→ SHORT PROBLEM: Scan the records for the string "Forecast"; copy each line where it occurs.

→ MATERIAL PROVIDED:

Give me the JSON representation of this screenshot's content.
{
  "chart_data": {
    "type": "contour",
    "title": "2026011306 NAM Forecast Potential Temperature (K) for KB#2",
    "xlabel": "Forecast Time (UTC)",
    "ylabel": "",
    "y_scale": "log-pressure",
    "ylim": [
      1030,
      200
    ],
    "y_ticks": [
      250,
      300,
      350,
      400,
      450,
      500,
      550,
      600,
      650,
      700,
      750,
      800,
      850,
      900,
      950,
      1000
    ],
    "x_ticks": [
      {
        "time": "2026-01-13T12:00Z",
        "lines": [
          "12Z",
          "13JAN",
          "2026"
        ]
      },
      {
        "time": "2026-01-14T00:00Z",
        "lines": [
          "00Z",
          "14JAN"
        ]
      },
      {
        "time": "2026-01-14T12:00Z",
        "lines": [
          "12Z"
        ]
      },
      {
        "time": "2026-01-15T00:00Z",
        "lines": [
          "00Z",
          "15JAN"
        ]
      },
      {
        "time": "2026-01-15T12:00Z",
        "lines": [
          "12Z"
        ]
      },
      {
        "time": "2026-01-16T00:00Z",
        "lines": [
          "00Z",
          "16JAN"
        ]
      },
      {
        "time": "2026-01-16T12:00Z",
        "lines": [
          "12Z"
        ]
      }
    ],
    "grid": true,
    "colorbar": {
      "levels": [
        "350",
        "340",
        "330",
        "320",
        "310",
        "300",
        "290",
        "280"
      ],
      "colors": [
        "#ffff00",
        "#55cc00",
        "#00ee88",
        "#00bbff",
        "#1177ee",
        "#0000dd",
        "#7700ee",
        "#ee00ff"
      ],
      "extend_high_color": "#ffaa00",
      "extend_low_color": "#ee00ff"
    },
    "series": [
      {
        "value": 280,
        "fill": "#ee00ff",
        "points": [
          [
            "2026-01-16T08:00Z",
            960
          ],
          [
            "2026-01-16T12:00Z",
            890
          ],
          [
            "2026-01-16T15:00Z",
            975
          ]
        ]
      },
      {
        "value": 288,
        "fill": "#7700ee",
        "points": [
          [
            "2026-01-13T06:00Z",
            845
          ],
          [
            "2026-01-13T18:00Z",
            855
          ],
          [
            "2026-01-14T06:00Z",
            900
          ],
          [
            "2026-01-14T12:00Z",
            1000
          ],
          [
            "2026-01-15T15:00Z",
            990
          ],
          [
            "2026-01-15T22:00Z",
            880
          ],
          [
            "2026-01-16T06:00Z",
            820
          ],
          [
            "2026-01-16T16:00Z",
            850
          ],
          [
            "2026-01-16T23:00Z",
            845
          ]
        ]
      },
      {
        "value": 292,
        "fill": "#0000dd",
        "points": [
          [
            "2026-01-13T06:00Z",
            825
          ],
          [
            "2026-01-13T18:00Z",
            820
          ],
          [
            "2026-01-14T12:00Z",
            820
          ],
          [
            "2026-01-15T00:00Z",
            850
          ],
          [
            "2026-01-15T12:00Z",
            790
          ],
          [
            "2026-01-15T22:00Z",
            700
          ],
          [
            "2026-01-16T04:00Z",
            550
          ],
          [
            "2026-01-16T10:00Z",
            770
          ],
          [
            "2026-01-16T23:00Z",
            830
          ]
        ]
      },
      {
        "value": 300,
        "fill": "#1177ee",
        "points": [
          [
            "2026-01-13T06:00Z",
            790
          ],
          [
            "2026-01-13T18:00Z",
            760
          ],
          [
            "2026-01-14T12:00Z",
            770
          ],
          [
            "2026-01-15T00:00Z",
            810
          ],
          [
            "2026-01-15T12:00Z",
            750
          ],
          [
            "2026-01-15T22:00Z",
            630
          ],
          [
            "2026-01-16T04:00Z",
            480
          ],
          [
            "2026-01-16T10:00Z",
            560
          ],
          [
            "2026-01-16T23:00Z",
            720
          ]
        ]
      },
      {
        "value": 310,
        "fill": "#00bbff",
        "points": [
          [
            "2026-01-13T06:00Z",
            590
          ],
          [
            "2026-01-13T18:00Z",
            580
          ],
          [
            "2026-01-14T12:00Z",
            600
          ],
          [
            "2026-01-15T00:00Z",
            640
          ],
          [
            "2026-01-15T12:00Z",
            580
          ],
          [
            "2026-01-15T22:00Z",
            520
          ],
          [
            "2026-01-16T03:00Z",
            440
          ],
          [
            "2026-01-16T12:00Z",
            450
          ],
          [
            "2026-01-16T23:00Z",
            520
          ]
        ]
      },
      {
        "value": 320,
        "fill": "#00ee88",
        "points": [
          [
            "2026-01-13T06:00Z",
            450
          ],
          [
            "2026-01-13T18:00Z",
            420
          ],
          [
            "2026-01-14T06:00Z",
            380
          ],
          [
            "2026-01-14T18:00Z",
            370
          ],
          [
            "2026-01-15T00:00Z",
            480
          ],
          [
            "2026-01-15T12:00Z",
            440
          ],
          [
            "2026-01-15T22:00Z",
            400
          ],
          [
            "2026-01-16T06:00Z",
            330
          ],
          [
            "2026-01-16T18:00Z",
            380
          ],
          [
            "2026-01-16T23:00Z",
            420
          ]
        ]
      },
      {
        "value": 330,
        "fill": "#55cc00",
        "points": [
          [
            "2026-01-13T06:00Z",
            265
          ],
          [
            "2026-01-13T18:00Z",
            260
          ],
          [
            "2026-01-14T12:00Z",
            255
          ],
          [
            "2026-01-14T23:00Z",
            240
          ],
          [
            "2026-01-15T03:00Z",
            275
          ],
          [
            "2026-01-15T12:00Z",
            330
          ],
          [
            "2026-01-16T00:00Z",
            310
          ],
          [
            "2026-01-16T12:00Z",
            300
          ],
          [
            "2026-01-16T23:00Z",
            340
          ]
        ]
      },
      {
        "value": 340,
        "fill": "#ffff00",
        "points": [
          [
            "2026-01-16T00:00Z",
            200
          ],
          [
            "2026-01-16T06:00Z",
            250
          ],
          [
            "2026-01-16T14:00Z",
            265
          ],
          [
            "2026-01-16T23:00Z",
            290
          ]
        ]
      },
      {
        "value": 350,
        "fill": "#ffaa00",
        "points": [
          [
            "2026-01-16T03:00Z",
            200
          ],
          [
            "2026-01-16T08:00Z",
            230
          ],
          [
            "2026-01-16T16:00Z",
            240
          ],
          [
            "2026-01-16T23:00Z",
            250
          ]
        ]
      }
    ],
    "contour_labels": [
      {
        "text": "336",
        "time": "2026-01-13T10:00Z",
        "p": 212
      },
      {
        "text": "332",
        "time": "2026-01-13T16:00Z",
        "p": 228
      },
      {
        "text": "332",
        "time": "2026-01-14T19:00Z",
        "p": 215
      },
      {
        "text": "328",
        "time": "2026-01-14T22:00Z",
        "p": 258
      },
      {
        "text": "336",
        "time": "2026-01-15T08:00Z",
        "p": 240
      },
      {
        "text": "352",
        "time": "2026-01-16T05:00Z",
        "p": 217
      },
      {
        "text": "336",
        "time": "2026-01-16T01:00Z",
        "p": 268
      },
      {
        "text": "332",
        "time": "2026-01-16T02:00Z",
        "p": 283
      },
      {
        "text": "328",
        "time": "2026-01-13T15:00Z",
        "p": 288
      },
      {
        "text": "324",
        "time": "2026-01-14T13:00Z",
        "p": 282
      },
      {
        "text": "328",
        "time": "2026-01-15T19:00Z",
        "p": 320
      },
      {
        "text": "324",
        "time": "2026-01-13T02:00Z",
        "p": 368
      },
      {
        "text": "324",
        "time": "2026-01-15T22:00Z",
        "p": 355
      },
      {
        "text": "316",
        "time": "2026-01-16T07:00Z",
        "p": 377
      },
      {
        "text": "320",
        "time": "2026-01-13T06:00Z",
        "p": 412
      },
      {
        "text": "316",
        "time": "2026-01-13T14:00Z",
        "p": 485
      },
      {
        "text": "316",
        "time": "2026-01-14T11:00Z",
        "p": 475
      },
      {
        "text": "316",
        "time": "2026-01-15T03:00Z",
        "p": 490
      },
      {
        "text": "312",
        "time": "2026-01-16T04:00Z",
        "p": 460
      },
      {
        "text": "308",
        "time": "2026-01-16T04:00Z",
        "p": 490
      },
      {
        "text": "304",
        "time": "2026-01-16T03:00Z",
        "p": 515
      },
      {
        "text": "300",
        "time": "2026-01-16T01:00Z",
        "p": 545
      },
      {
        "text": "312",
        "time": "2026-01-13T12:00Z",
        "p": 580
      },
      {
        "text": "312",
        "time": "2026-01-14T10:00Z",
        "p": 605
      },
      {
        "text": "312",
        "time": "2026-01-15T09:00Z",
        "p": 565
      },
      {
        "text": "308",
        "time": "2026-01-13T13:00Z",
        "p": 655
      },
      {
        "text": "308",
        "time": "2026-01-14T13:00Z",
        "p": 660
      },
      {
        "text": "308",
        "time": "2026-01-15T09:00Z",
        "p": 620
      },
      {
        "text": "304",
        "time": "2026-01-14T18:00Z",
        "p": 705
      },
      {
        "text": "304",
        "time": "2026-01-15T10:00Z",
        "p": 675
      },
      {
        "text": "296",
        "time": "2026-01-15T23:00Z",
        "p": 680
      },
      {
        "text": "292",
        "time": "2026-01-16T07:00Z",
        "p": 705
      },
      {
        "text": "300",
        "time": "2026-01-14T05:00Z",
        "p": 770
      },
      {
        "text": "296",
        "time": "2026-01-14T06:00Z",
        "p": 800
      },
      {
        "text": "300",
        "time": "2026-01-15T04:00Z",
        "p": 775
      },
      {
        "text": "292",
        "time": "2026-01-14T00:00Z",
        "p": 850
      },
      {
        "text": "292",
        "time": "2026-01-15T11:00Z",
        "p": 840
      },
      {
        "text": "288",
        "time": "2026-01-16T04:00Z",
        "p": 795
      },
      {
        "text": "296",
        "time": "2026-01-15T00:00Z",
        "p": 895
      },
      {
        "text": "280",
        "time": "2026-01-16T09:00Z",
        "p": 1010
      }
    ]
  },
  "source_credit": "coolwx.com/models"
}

→ REPLY:
    "title": "2026011306 NAM Forecast Potential Temperature (K) for KB#2",
    "xlabel": "Forecast Time (UTC)",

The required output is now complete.